* _DIRECTION_: Look through the material below for "version". Copy every line that contains it.

* _DATASET RECORDS_:
* * *
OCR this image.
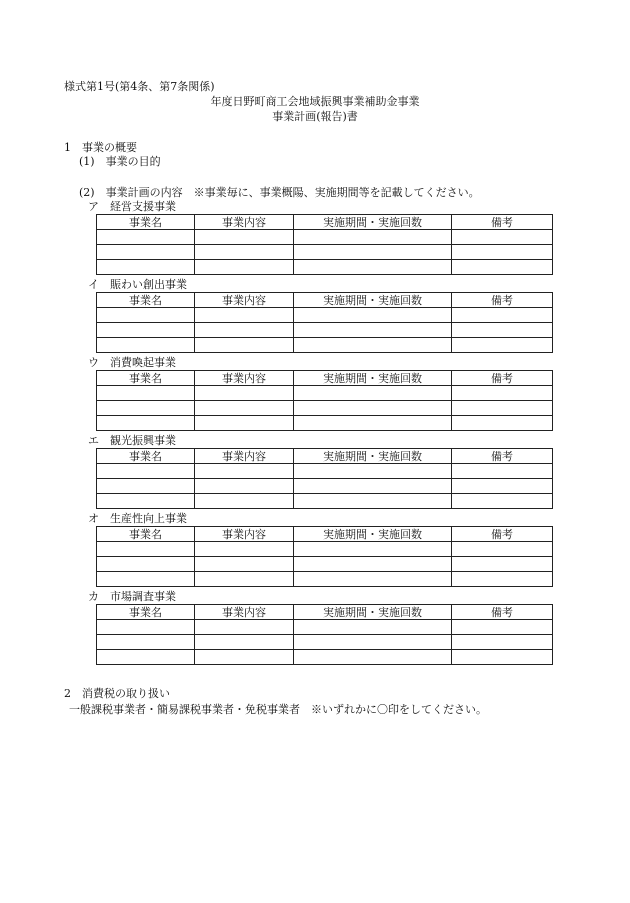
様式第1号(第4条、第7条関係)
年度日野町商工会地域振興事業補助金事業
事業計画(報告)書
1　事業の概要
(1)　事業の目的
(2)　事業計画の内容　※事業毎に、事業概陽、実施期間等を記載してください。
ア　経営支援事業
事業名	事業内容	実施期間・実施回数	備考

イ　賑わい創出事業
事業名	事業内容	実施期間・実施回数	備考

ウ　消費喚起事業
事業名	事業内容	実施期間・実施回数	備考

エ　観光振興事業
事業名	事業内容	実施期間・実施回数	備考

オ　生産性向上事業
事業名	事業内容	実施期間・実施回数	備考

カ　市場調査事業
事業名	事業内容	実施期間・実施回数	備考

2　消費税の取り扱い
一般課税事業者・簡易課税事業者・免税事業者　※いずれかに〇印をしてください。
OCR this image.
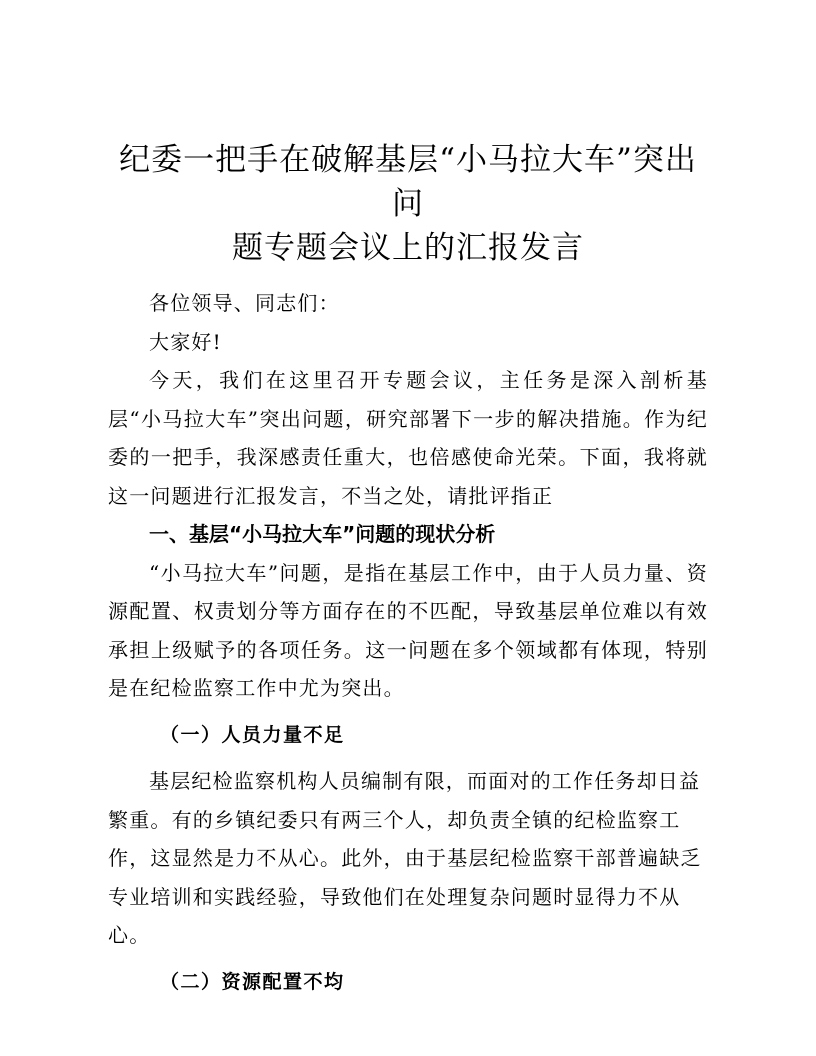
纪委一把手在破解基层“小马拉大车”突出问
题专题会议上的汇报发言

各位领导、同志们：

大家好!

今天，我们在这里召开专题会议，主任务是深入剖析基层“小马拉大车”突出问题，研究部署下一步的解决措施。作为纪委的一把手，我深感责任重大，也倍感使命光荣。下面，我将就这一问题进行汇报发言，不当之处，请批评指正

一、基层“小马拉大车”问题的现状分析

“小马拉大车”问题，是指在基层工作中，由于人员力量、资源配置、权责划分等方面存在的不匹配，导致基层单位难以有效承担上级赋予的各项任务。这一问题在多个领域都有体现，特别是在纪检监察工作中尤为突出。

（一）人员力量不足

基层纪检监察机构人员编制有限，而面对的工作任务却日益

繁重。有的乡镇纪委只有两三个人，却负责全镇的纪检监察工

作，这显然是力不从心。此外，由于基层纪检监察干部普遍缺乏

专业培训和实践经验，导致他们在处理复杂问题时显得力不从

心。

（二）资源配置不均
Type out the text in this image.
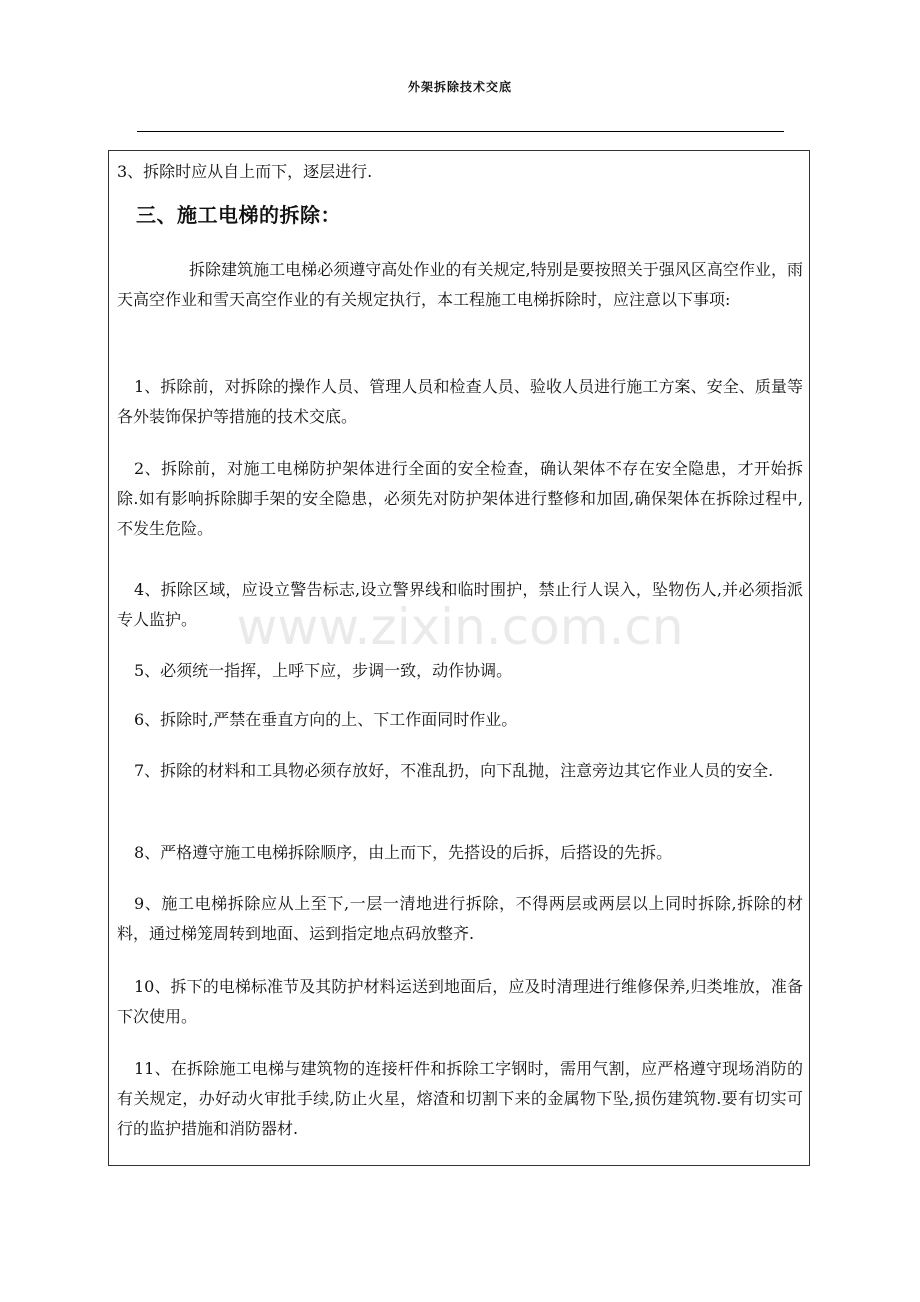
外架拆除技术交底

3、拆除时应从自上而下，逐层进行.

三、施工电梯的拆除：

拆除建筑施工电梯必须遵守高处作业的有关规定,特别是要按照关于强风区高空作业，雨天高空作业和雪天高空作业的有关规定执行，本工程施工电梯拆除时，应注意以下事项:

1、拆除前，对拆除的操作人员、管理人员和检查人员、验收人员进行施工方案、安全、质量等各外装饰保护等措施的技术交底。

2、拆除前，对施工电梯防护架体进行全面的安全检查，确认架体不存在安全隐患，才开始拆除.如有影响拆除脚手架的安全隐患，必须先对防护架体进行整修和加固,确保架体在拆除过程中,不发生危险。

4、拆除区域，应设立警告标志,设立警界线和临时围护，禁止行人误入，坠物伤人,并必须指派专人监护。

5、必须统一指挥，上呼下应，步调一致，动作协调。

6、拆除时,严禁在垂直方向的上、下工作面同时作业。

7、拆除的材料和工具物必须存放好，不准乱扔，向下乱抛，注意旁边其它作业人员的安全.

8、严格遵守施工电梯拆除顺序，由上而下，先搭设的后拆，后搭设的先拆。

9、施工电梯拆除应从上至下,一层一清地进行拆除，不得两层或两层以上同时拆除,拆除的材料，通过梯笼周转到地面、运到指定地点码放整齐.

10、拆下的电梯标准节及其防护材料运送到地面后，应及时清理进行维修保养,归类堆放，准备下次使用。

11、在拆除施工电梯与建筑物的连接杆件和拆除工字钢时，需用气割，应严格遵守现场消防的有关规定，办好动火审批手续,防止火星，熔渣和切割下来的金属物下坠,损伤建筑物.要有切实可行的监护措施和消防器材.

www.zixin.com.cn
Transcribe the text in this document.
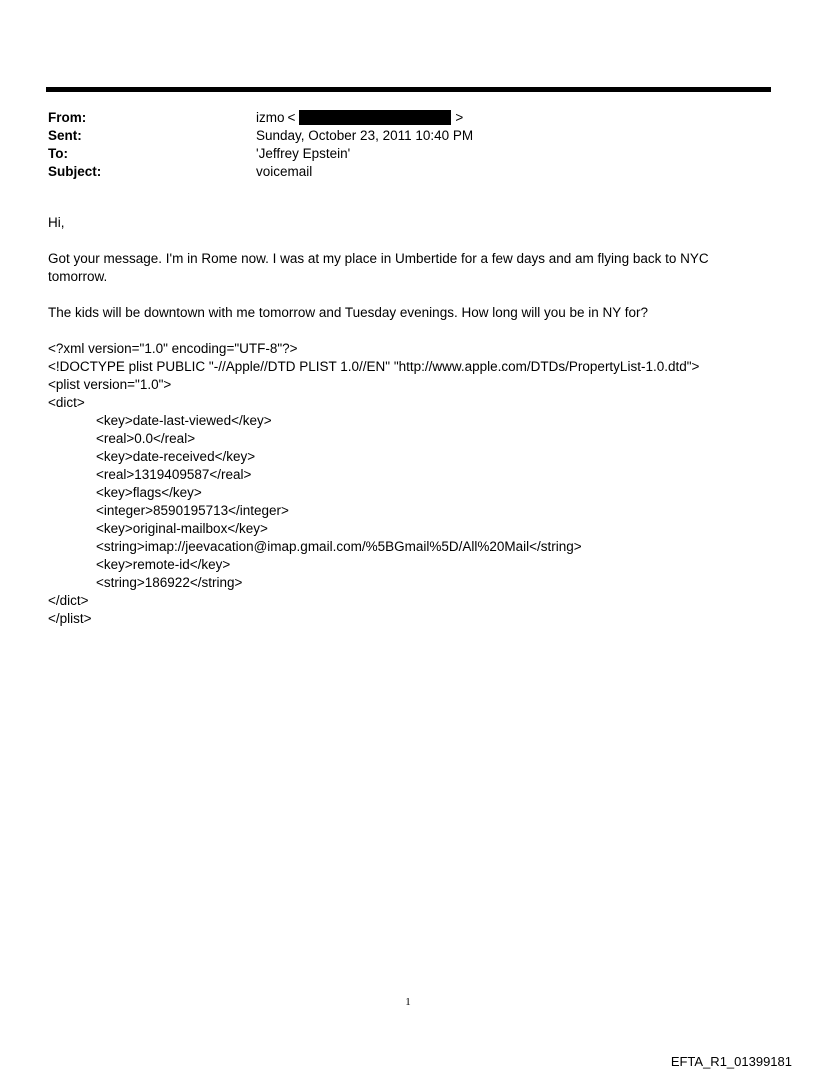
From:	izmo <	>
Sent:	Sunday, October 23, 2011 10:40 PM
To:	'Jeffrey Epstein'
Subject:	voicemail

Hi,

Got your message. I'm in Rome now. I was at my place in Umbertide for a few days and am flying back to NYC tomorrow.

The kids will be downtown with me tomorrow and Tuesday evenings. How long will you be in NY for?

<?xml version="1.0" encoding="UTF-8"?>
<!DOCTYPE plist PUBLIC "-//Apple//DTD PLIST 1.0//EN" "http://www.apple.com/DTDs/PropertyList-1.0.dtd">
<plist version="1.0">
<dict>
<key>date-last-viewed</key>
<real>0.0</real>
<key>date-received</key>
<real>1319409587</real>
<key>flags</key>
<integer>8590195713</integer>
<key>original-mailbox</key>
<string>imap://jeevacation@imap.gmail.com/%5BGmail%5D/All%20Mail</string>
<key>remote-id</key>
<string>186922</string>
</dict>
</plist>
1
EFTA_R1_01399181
* * *
* _SOLUTION FOR THIS EXERCISE_:
<?xml version="1.0" encoding="UTF-8"?>
<plist version="1.0">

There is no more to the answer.